Some records

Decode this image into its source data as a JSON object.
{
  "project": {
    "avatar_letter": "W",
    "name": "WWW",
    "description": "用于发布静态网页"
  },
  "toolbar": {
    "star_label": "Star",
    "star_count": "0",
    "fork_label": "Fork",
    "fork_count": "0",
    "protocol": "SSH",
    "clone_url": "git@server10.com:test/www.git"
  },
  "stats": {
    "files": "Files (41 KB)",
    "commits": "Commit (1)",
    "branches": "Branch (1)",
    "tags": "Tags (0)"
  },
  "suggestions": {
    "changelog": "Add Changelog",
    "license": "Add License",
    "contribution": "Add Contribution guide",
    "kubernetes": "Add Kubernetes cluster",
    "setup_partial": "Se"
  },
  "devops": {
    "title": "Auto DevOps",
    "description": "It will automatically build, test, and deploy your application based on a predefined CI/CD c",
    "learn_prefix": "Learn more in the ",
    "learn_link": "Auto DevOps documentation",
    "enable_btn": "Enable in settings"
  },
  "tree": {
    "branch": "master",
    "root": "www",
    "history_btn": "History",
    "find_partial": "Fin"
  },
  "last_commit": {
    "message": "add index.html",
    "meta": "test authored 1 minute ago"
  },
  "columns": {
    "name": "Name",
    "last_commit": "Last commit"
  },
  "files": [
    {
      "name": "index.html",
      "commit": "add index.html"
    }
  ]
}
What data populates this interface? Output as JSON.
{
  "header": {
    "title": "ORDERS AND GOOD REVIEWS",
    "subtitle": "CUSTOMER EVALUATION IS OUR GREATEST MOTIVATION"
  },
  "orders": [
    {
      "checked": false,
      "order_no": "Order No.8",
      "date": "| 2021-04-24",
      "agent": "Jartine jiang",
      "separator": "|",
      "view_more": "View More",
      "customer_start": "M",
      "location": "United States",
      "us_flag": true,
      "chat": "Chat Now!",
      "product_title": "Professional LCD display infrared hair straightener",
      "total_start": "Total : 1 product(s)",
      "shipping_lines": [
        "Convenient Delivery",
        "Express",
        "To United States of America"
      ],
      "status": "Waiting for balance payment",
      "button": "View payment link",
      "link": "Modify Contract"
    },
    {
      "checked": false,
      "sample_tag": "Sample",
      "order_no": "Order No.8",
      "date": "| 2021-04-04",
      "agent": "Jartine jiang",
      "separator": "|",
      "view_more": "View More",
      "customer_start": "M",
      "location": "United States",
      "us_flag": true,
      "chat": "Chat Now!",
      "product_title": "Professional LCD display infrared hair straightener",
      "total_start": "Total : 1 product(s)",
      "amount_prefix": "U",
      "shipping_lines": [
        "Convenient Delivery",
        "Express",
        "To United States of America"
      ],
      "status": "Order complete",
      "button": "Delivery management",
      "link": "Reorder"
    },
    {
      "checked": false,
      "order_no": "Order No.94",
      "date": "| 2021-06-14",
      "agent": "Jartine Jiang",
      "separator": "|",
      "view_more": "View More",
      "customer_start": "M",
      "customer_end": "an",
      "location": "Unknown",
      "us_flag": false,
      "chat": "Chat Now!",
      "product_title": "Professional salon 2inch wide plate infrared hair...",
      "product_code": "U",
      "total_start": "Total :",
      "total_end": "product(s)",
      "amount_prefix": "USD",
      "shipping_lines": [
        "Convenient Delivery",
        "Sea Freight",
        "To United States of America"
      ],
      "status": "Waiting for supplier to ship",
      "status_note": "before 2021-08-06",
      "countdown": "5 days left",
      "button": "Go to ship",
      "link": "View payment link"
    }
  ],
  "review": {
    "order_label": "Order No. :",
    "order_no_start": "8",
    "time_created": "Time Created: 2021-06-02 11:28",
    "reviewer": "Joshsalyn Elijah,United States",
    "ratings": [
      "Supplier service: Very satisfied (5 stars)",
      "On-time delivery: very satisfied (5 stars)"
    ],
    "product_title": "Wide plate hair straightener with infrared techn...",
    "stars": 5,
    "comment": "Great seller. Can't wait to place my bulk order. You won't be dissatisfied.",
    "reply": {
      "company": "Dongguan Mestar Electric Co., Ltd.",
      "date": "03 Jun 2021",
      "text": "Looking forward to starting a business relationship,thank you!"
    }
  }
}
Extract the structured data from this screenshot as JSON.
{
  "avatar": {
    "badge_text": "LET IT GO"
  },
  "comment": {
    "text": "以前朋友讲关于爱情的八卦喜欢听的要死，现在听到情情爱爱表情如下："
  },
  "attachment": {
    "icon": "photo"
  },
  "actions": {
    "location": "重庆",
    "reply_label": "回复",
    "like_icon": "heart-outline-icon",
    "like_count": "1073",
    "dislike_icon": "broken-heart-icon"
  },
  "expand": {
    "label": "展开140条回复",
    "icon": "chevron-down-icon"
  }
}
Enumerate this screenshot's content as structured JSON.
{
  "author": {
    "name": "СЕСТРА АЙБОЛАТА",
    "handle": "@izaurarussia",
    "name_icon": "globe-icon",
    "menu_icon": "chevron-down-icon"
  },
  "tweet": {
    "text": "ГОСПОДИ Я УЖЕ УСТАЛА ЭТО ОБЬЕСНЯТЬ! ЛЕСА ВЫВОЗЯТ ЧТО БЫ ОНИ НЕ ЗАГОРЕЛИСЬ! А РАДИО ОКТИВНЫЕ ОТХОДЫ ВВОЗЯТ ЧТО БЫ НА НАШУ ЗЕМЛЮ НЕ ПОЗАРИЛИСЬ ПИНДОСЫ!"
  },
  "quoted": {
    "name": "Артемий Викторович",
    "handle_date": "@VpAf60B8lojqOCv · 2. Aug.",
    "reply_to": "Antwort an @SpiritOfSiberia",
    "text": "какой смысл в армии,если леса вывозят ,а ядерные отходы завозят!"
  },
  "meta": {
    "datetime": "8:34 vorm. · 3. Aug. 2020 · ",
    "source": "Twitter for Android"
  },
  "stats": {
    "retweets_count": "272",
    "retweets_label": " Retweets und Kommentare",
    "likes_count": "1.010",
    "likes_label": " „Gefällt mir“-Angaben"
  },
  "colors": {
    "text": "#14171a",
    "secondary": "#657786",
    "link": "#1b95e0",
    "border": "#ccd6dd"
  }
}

What is required: Could you give again exactly the lines from the line containing "Extract the structured" through the final line of the data above, and no others?

Solution to this task:
Extract the structured data from this screenshot as JSON.
{
  "avatar": {
    "badge_text": "LET IT GO"
  },
  "comment": {
    "text": "以前朋友讲关于爱情的八卦喜欢听的要死，现在听到情情爱爱表情如下："
  },
  "attachment": {
    "icon": "photo"
  },
  "actions": {
    "location": "重庆",
    "reply_label": "回复",
    "like_icon": "heart-outline-icon",
    "like_count": "1073",
    "dislike_icon": "broken-heart-icon"
  },
  "expand": {
    "label": "展开140条回复",
    "icon": "chevron-down-icon"
  }
}
Enumerate this screenshot's content as structured JSON.
{
  "author": {
    "name": "СЕСТРА АЙБОЛАТА",
    "handle": "@izaurarussia",
    "name_icon": "globe-icon",
    "menu_icon": "chevron-down-icon"
  },
  "tweet": {
    "text": "ГОСПОДИ Я УЖЕ УСТАЛА ЭТО ОБЬЕСНЯТЬ! ЛЕСА ВЫВОЗЯТ ЧТО БЫ ОНИ НЕ ЗАГОРЕЛИСЬ! А РАДИО ОКТИВНЫЕ ОТХОДЫ ВВОЗЯТ ЧТО БЫ НА НАШУ ЗЕМЛЮ НЕ ПОЗАРИЛИСЬ ПИНДОСЫ!"
  },
  "quoted": {
    "name": "Артемий Викторович",
    "handle_date": "@VpAf60B8lojqOCv · 2. Aug.",
    "reply_to": "Antwort an @SpiritOfSiberia",
    "text": "какой смысл в армии,если леса вывозят ,а ядерные отходы завозят!"
  },
  "meta": {
    "datetime": "8:34 vorm. · 3. Aug. 2020 · ",
    "source": "Twitter for Android"
  },
  "stats": {
    "retweets_count": "272",
    "retweets_label": " Retweets und Kommentare",
    "likes_count": "1.010",
    "likes_label": " „Gefällt mir“-Angaben"
  },
  "colors": {
    "text": "#14171a",
    "secondary": "#657786",
    "link": "#1b95e0",
    "border": "#ccd6dd"
  }
}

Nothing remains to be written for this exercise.